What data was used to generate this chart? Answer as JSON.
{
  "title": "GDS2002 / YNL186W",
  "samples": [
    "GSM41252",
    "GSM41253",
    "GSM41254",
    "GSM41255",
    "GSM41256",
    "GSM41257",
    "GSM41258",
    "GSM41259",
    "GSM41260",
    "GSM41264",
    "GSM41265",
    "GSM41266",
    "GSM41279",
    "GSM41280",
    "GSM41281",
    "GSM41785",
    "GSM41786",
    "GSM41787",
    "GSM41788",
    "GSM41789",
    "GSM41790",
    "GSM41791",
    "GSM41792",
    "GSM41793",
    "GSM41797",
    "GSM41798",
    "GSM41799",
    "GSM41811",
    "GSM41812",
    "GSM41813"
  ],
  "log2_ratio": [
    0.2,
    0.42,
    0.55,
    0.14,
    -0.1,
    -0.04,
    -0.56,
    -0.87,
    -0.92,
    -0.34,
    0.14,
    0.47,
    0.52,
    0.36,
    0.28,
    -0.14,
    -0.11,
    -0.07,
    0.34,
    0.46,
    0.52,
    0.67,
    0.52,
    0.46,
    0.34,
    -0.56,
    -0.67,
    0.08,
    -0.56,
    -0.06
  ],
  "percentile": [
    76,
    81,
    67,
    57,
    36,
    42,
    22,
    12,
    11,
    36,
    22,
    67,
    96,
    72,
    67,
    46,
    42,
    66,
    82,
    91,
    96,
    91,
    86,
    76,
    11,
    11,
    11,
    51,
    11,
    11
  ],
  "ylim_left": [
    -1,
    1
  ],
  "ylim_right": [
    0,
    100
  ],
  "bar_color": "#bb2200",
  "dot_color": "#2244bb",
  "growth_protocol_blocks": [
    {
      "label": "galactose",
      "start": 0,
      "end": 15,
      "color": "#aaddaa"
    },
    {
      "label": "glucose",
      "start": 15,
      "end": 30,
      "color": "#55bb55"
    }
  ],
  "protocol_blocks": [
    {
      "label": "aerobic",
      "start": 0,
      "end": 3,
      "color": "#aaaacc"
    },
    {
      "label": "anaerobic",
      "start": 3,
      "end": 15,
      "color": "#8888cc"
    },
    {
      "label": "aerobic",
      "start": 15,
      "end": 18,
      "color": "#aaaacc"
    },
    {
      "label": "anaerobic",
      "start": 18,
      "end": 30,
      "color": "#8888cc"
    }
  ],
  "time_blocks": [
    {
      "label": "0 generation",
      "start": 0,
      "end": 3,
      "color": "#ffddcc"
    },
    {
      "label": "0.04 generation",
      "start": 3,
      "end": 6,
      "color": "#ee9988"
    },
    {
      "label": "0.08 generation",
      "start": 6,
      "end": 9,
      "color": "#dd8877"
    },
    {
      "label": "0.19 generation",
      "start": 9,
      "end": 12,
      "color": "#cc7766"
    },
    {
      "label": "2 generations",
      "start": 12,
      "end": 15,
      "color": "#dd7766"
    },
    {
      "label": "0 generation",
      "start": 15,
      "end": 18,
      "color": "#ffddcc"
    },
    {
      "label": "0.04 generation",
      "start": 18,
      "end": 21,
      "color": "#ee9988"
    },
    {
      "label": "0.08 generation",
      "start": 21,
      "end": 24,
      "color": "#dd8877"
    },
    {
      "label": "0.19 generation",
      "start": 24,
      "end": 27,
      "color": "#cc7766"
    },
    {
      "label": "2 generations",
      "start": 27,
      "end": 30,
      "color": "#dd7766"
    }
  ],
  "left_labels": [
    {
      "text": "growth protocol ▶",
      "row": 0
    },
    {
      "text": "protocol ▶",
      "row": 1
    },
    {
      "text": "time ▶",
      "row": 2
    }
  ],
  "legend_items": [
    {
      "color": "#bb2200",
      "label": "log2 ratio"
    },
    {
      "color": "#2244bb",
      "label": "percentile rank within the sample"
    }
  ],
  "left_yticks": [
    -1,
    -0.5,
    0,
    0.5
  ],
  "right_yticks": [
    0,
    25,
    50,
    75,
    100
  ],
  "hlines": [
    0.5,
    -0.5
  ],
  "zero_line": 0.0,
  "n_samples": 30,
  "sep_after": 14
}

## BRIEF
All of the data above should be transcribed exactly.

## RESULT FOR THIS EXERCISE
What data was used to generate this chart? Answer as JSON.
{
  "title": "GDS2002 / YNL186W",
  "samples": [
    "GSM41252",
    "GSM41253",
    "GSM41254",
    "GSM41255",
    "GSM41256",
    "GSM41257",
    "GSM41258",
    "GSM41259",
    "GSM41260",
    "GSM41264",
    "GSM41265",
    "GSM41266",
    "GSM41279",
    "GSM41280",
    "GSM41281",
    "GSM41785",
    "GSM41786",
    "GSM41787",
    "GSM41788",
    "GSM41789",
    "GSM41790",
    "GSM41791",
    "GSM41792",
    "GSM41793",
    "GSM41797",
    "GSM41798",
    "GSM41799",
    "GSM41811",
    "GSM41812",
    "GSM41813"
  ],
  "log2_ratio": [
    0.2,
    0.42,
    0.55,
    0.14,
    -0.1,
    -0.04,
    -0.56,
    -0.87,
    -0.92,
    -0.34,
    0.14,
    0.47,
    0.52,
    0.36,
    0.28,
    -0.14,
    -0.11,
    -0.07,
    0.34,
    0.46,
    0.52,
    0.67,
    0.52,
    0.46,
    0.34,
    -0.56,
    -0.67,
    0.08,
    -0.56,
    -0.06
  ],
  "percentile": [
    76,
    81,
    67,
    57,
    36,
    42,
    22,
    12,
    11,
    36,
    22,
    67,
    96,
    72,
    67,
    46,
    42,
    66,
    82,
    91,
    96,
    91,
    86,
    76,
    11,
    11,
    11,
    51,
    11,
    11
  ],
  "ylim_left": [
    -1,
    1
  ],
  "ylim_right": [
    0,
    100
  ],
  "bar_color": "#bb2200",
  "dot_color": "#2244bb",
  "growth_protocol_blocks": [
    {
      "label": "galactose",
      "start": 0,
      "end": 15,
      "color": "#aaddaa"
    },
    {
      "label": "glucose",
      "start": 15,
      "end": 30,
      "color": "#55bb55"
    }
  ],
  "protocol_blocks": [
    {
      "label": "aerobic",
      "start": 0,
      "end": 3,
      "color": "#aaaacc"
    },
    {
      "label": "anaerobic",
      "start": 3,
      "end": 15,
      "color": "#8888cc"
    },
    {
      "label": "aerobic",
      "start": 15,
      "end": 18,
      "color": "#aaaacc"
    },
    {
      "label": "anaerobic",
      "start": 18,
      "end": 30,
      "color": "#8888cc"
    }
  ],
  "time_blocks": [
    {
      "label": "0 generation",
      "start": 0,
      "end": 3,
      "color": "#ffddcc"
    },
    {
      "label": "0.04 generation",
      "start": 3,
      "end": 6,
      "color": "#ee9988"
    },
    {
      "label": "0.08 generation",
      "start": 6,
      "end": 9,
      "color": "#dd8877"
    },
    {
      "label": "0.19 generation",
      "start": 9,
      "end": 12,
      "color": "#cc7766"
    },
    {
      "label": "2 generations",
      "start": 12,
      "end": 15,
      "color": "#dd7766"
    },
    {
      "label": "0 generation",
      "start": 15,
      "end": 18,
      "color": "#ffddcc"
    },
    {
      "label": "0.04 generation",
      "start": 18,
      "end": 21,
      "color": "#ee9988"
    },
    {
      "label": "0.08 generation",
      "start": 21,
      "end": 24,
      "color": "#dd8877"
    },
    {
      "label": "0.19 generation",
      "start": 24,
      "end": 27,
      "color": "#cc7766"
    },
    {
      "label": "2 generations",
      "start": 27,
      "end": 30,
      "color": "#dd7766"
    }
  ],
  "left_labels": [
    {
      "text": "growth protocol ▶",
      "row": 0
    },
    {
      "text": "protocol ▶",
      "row": 1
    },
    {
      "text": "time ▶",
      "row": 2
    }
  ],
  "legend_items": [
    {
      "color": "#bb2200",
      "label": "log2 ratio"
    },
    {
      "color": "#2244bb",
      "label": "percentile rank within the sample"
    }
  ],
  "left_yticks": [
    -1,
    -0.5,
    0,
    0.5
  ],
  "right_yticks": [
    0,
    25,
    50,
    75,
    100
  ],
  "hlines": [
    0.5,
    -0.5
  ],
  "zero_line": 0.0,
  "n_samples": 30,
  "sep_after": 14
}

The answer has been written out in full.